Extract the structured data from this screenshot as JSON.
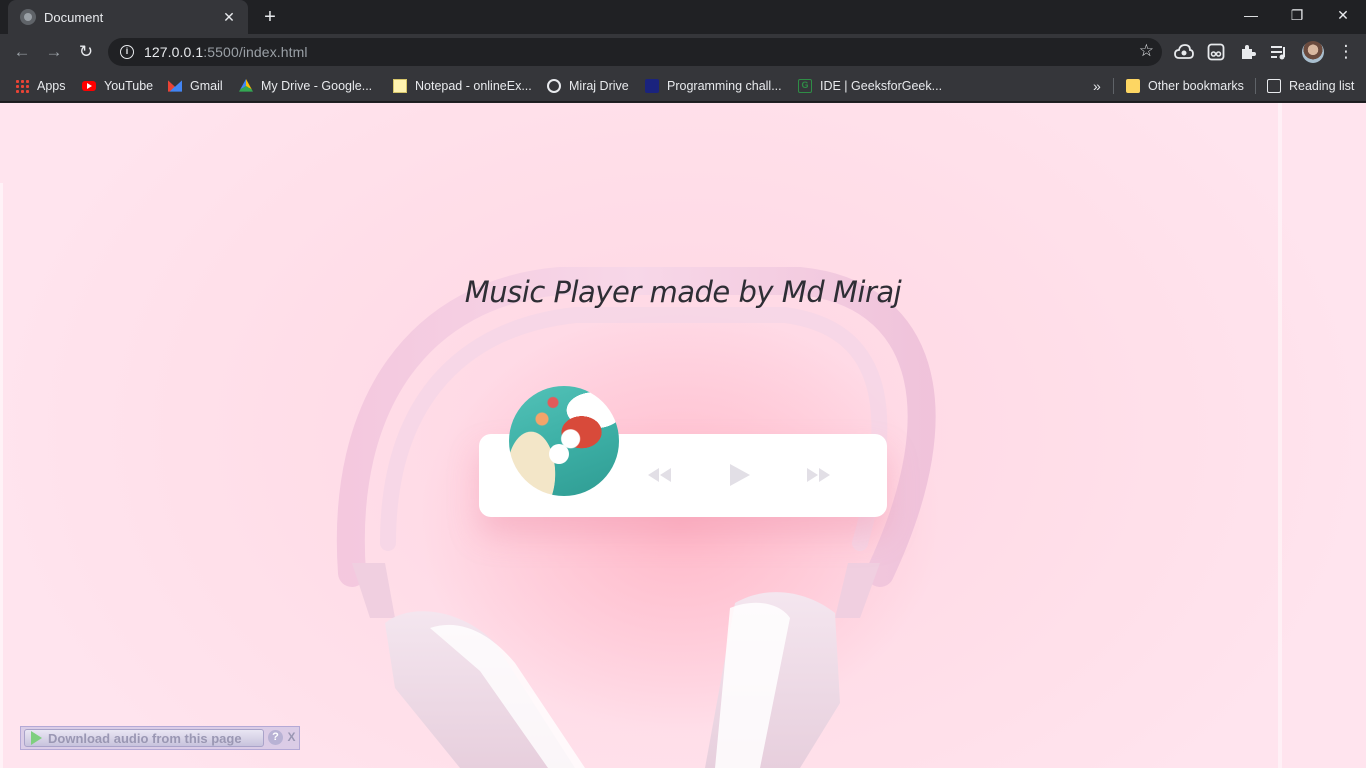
{
  "browser": {
    "tab": {
      "title": "Document",
      "close": "✕"
    },
    "new_tab": "+",
    "window": {
      "minimize": "—",
      "restore": "❐",
      "close": "✕"
    },
    "toolbar": {
      "back": "←",
      "forward": "→",
      "reload": "↻",
      "info": "i",
      "star": "☆",
      "menu": "⋮"
    },
    "url": {
      "host": "127.0.0.1",
      "path": ":5500/index.html"
    },
    "bookmarks": [
      {
        "label": "Apps"
      },
      {
        "label": "YouTube"
      },
      {
        "label": "Gmail"
      },
      {
        "label": "My Drive - Google..."
      },
      {
        "label": "Notepad - onlineEx..."
      },
      {
        "label": "Miraj Drive"
      },
      {
        "label": "Programming chall..."
      },
      {
        "label": "IDE | GeeksforGeek..."
      }
    ],
    "bookmarks_more": "»",
    "other_bookmarks": "Other bookmarks",
    "reading_list": "Reading list"
  },
  "page": {
    "title": "Music Player made by Md Miraj",
    "player": {
      "prev_icon": "rewind-icon",
      "play_icon": "play-icon",
      "next_icon": "fast-forward-icon",
      "control_color": "#e2dfe6"
    },
    "download_widget": {
      "label": "Download audio from this page",
      "help": "?",
      "close": "X"
    }
  }
}
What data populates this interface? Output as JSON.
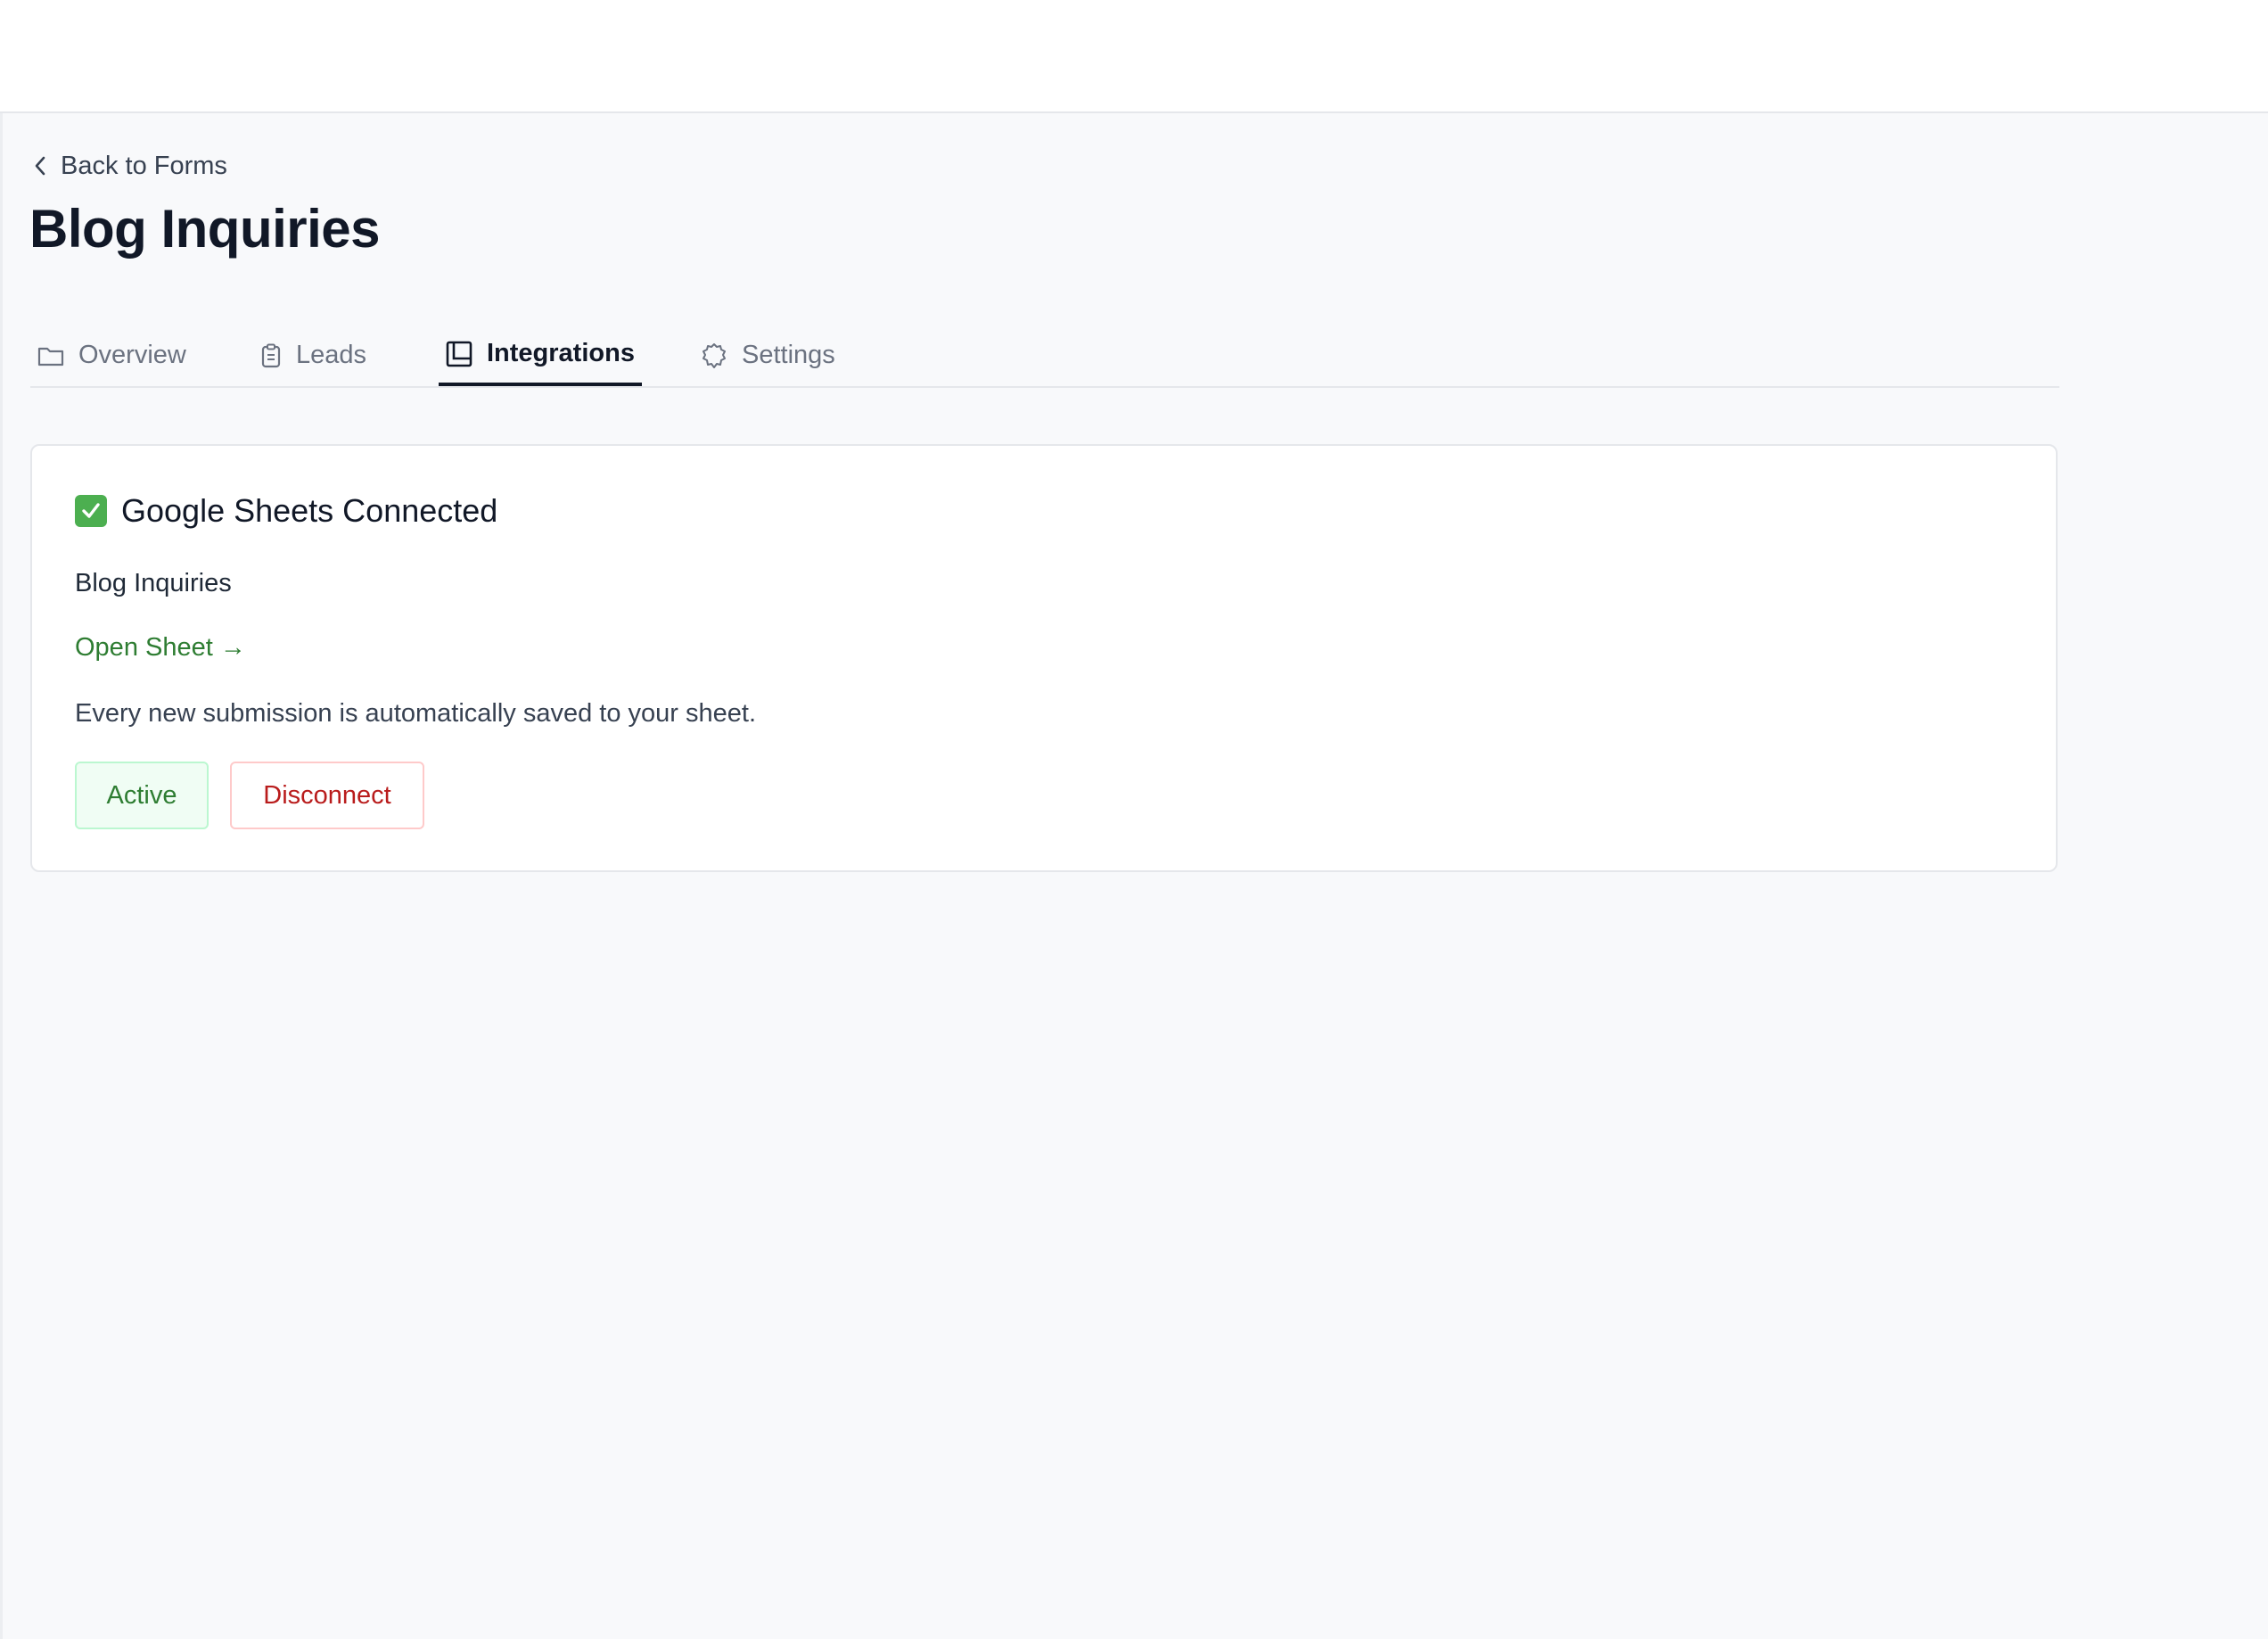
{
  "nav": {
    "back_label": "Back to Forms"
  },
  "page": {
    "title": "Blog Inquiries"
  },
  "tabs": [
    {
      "label": "Overview",
      "icon": "folder-icon",
      "active": false
    },
    {
      "label": "Leads",
      "icon": "clipboard-icon",
      "active": false
    },
    {
      "label": "Integrations",
      "icon": "layout-icon",
      "active": true
    },
    {
      "label": "Settings",
      "icon": "gear-icon",
      "active": false
    }
  ],
  "integration": {
    "status_emoji": "✅",
    "title": "Google Sheets Connected",
    "sheet_name": "Blog Inquiries",
    "open_link_label": "Open Sheet →",
    "description": "Every new submission is automatically saved to your sheet.",
    "active_label": "Active",
    "disconnect_label": "Disconnect"
  },
  "colors": {
    "accent_green": "#2e7d32",
    "danger_red": "#b91c1c",
    "active_tab": "#111827",
    "inactive_tab": "#6b7280"
  }
}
==*==
- INSTRUCTION
Each entry gets copied exactly; the pictures stay out.

- CORRECT RESPONSE
Extract the structured data from this screenshot as JSON.
{
  "browser": {
    "tab": {
      "title": "Document",
      "close": "✕"
    },
    "new_tab": "+",
    "window": {
      "minimize": "—",
      "restore": "❐",
      "close": "✕"
    },
    "toolbar": {
      "back": "←",
      "forward": "→",
      "reload": "↻",
      "info": "i",
      "star": "☆",
      "menu": "⋮"
    },
    "url": {
      "host": "127.0.0.1",
      "path": ":5500/index.html"
    },
    "bookmarks": [
      {
        "label": "Apps"
      },
      {
        "label": "YouTube"
      },
      {
        "label": "Gmail"
      },
      {
        "label": "My Drive - Google..."
      },
      {
        "label": "Notepad - onlineEx..."
      },
      {
        "label": "Miraj Drive"
      },
      {
        "label": "Programming chall..."
      },
      {
        "label": "IDE | GeeksforGeek..."
      }
    ],
    "bookmarks_more": "»",
    "other_bookmarks": "Other bookmarks",
    "reading_list": "Reading list"
  },
  "page": {
    "title": "Music Player made by Md Miraj",
    "player": {
      "prev_icon": "rewind-icon",
      "play_icon": "play-icon",
      "next_icon": "fast-forward-icon",
      "control_color": "#e2dfe6"
    },
    "download_widget": {
      "label": "Download audio from this page",
      "help": "?",
      "close": "X"
    }
  }
}
What data populates this interface? Output as JSON.
{
  "nav": {
    "back_label": "Back to Forms"
  },
  "page": {
    "title": "Blog Inquiries"
  },
  "tabs": [
    {
      "label": "Overview",
      "icon": "folder-icon",
      "active": false
    },
    {
      "label": "Leads",
      "icon": "clipboard-icon",
      "active": false
    },
    {
      "label": "Integrations",
      "icon": "layout-icon",
      "active": true
    },
    {
      "label": "Settings",
      "icon": "gear-icon",
      "active": false
    }
  ],
  "integration": {
    "status_emoji": "✅",
    "title": "Google Sheets Connected",
    "sheet_name": "Blog Inquiries",
    "open_link_label": "Open Sheet →",
    "description": "Every new submission is automatically saved to your sheet.",
    "active_label": "Active",
    "disconnect_label": "Disconnect"
  },
  "colors": {
    "accent_green": "#2e7d32",
    "danger_red": "#b91c1c",
    "active_tab": "#111827",
    "inactive_tab": "#6b7280"
  }
}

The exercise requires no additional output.